TASK BRIEF: Where a line below holds the string "Seviye", copy that line.

— start DATA SUPPLIED —

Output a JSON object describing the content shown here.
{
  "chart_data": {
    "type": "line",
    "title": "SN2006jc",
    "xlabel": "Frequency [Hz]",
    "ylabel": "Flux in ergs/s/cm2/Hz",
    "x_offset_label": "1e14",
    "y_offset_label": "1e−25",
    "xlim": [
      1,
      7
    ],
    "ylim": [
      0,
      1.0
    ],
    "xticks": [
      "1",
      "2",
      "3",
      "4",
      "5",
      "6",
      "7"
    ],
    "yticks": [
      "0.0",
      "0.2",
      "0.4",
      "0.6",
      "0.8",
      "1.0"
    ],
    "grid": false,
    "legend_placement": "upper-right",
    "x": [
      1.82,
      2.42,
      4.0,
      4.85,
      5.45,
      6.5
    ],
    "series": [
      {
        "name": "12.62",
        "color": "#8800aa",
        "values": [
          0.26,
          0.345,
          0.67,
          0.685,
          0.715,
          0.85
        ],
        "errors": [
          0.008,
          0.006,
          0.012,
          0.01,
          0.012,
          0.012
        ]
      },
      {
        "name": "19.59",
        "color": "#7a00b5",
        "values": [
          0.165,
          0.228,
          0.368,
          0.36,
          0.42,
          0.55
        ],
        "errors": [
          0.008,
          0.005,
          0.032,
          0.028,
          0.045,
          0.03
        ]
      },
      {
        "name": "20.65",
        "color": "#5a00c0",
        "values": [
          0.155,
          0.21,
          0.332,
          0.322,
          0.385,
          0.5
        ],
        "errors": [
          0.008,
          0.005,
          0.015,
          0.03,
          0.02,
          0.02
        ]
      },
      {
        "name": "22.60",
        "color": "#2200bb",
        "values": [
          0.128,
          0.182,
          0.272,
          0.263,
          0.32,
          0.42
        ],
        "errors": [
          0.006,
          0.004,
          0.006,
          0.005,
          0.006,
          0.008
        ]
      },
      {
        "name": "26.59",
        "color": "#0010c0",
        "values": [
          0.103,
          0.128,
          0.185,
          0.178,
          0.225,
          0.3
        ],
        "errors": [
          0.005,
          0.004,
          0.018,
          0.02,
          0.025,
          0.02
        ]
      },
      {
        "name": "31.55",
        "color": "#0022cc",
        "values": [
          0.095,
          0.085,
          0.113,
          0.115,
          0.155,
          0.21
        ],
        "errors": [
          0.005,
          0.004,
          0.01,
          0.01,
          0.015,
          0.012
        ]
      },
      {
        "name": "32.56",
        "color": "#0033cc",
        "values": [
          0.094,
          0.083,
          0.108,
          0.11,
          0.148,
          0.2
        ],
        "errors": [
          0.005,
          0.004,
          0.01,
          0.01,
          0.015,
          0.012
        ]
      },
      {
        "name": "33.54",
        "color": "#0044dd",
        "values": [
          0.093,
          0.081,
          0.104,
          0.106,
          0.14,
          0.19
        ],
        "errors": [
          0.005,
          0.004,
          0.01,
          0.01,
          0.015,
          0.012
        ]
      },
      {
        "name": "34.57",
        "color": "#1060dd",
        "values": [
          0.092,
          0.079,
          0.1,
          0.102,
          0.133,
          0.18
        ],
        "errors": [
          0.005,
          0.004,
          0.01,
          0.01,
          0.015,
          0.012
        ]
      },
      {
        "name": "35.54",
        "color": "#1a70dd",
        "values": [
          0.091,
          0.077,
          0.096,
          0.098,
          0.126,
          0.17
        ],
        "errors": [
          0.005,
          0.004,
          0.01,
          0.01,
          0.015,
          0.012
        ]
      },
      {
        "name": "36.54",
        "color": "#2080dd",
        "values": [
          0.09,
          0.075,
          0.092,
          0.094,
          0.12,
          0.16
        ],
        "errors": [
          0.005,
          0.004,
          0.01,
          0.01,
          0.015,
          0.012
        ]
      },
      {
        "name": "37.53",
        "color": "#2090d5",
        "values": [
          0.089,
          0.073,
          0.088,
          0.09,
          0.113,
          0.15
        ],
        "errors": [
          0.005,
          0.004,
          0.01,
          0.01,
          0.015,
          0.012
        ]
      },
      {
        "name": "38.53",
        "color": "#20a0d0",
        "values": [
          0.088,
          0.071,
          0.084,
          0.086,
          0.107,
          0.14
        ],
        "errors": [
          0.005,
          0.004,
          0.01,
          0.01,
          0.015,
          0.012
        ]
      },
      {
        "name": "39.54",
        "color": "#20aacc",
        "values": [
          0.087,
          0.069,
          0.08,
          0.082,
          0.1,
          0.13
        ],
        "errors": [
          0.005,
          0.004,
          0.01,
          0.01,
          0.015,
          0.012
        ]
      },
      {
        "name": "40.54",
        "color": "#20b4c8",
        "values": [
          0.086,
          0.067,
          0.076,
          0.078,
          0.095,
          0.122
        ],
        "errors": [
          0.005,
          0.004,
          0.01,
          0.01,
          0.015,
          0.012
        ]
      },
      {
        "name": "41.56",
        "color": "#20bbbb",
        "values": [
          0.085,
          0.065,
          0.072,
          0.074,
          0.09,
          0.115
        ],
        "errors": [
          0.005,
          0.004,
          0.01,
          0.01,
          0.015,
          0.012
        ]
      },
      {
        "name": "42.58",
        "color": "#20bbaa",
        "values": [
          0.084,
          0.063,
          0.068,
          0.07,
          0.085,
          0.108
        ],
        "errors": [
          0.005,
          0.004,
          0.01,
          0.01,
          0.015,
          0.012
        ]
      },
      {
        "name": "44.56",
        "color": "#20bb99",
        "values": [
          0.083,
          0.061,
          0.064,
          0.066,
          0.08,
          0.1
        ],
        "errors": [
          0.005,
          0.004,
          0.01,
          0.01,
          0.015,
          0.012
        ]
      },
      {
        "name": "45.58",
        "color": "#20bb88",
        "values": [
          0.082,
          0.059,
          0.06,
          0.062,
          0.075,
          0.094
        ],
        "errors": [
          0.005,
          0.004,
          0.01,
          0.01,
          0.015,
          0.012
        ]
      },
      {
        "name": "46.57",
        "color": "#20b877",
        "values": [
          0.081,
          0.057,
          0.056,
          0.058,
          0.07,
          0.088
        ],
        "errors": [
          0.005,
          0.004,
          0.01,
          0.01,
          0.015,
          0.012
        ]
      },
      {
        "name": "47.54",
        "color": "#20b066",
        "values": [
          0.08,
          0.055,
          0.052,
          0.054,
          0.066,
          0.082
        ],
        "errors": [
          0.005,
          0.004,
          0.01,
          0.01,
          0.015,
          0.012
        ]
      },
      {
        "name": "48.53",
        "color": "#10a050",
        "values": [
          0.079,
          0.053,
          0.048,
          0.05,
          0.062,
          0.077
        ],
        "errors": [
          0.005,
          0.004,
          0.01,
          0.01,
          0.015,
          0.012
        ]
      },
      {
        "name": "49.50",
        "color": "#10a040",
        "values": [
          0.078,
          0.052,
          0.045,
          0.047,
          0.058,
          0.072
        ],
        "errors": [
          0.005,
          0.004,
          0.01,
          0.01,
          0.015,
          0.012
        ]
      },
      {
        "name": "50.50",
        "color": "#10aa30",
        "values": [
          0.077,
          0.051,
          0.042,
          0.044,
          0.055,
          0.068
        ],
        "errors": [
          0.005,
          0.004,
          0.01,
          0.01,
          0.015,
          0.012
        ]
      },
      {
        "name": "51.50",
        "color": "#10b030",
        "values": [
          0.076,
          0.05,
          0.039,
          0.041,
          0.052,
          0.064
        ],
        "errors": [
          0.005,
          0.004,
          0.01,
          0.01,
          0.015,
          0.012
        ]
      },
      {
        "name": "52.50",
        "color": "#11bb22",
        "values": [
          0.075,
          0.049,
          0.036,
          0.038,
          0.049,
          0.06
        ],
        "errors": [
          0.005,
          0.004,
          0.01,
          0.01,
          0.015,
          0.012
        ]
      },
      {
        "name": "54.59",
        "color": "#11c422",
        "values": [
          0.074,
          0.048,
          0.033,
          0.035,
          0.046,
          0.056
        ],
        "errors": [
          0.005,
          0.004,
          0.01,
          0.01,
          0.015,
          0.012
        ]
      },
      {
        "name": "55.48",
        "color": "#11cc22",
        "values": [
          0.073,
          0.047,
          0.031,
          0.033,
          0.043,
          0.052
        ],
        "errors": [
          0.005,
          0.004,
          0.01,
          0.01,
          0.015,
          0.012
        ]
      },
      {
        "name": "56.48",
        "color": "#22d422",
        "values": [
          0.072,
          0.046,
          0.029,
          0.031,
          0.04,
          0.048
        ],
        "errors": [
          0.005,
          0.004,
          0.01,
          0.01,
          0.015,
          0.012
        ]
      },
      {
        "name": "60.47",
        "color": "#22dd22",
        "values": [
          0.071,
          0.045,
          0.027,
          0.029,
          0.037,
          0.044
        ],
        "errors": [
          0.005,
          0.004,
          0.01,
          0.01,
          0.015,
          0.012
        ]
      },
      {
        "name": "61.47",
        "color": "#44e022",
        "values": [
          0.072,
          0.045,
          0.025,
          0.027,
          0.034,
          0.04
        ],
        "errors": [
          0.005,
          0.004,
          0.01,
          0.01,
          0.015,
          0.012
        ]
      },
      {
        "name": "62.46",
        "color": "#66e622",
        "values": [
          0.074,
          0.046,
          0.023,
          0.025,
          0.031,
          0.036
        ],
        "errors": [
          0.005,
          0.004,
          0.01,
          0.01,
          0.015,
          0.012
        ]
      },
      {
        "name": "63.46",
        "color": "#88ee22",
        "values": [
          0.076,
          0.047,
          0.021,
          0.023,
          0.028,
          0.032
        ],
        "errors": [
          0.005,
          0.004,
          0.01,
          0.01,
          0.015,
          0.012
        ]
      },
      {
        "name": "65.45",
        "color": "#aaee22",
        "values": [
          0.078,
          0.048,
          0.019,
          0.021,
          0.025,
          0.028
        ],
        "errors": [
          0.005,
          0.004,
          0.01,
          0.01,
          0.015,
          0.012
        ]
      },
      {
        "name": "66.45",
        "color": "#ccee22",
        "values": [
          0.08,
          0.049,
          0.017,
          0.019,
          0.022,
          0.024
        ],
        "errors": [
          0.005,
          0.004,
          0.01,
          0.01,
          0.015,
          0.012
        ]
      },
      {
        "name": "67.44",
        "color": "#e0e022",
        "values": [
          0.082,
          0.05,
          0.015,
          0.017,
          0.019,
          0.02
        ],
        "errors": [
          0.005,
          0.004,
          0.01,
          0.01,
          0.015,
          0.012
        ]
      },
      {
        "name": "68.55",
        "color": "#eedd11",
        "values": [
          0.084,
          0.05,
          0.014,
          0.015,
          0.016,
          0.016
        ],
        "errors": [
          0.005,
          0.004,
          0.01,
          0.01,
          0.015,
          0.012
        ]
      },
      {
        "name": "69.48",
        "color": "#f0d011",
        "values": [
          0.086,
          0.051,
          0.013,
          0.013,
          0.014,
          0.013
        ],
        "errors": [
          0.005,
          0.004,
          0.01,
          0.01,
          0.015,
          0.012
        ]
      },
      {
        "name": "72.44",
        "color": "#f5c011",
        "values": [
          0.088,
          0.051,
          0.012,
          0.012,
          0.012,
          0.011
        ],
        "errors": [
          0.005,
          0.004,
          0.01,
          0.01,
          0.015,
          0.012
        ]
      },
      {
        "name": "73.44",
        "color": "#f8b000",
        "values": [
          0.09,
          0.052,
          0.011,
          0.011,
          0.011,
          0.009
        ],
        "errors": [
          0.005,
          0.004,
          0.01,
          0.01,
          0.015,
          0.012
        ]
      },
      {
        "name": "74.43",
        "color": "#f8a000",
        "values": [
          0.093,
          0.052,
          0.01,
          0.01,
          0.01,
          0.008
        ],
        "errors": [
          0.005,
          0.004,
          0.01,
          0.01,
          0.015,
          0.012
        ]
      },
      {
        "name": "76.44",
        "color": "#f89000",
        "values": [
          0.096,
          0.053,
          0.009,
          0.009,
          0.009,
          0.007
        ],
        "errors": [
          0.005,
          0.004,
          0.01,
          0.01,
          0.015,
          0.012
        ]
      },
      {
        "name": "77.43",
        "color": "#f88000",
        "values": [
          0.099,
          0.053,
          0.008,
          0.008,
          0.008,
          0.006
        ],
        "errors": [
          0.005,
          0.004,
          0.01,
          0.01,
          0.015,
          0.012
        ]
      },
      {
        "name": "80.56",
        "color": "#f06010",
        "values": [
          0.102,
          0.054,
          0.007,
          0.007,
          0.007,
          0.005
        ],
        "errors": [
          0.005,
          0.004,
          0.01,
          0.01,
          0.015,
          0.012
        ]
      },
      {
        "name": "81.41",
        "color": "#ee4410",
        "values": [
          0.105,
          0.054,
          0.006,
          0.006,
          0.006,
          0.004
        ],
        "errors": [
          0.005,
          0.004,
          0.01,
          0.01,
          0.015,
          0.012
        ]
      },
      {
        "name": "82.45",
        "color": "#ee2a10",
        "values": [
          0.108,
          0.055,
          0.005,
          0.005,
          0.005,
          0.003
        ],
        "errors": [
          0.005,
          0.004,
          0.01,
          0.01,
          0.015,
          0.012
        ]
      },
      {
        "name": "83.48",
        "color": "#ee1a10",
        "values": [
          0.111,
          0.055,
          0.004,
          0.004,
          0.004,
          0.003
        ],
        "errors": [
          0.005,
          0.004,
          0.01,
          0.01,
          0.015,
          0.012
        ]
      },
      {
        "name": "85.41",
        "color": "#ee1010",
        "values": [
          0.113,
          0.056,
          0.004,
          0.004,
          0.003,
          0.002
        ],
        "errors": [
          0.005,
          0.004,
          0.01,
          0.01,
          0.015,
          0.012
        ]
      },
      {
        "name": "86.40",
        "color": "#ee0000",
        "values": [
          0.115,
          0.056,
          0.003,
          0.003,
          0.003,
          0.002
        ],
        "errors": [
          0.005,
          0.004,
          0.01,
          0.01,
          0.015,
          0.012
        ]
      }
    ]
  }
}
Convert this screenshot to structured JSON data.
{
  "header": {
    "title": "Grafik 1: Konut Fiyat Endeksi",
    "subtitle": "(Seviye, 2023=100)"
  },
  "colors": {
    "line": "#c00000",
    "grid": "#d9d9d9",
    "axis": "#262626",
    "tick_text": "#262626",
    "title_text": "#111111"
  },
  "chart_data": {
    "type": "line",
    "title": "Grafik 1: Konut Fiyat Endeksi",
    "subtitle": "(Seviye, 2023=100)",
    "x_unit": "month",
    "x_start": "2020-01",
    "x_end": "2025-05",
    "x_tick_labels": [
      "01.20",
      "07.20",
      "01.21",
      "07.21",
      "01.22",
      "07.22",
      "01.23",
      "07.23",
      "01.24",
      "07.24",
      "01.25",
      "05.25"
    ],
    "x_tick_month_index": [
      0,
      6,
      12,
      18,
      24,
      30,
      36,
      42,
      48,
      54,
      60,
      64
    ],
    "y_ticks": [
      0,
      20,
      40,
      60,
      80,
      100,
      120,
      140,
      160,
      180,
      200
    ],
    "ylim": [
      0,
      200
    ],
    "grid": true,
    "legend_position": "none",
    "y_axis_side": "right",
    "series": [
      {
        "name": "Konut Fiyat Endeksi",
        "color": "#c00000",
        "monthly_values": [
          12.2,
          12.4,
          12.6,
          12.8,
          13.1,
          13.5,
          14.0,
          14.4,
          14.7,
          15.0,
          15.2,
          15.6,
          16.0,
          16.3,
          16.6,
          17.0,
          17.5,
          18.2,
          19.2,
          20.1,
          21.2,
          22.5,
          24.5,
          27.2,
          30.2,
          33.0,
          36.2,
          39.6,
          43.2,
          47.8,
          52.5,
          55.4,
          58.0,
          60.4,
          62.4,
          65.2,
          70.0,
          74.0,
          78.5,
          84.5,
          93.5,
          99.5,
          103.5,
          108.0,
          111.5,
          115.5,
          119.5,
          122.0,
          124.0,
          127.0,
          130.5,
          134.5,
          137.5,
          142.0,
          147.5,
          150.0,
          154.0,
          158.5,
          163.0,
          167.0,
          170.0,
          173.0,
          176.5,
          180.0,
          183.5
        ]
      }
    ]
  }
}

— end DATA SUPPLIED —

OUTPUT BELOW:
    "subtitle": "(Seviye, 2023=100)"
    "subtitle": "(Seviye, 2023=100)",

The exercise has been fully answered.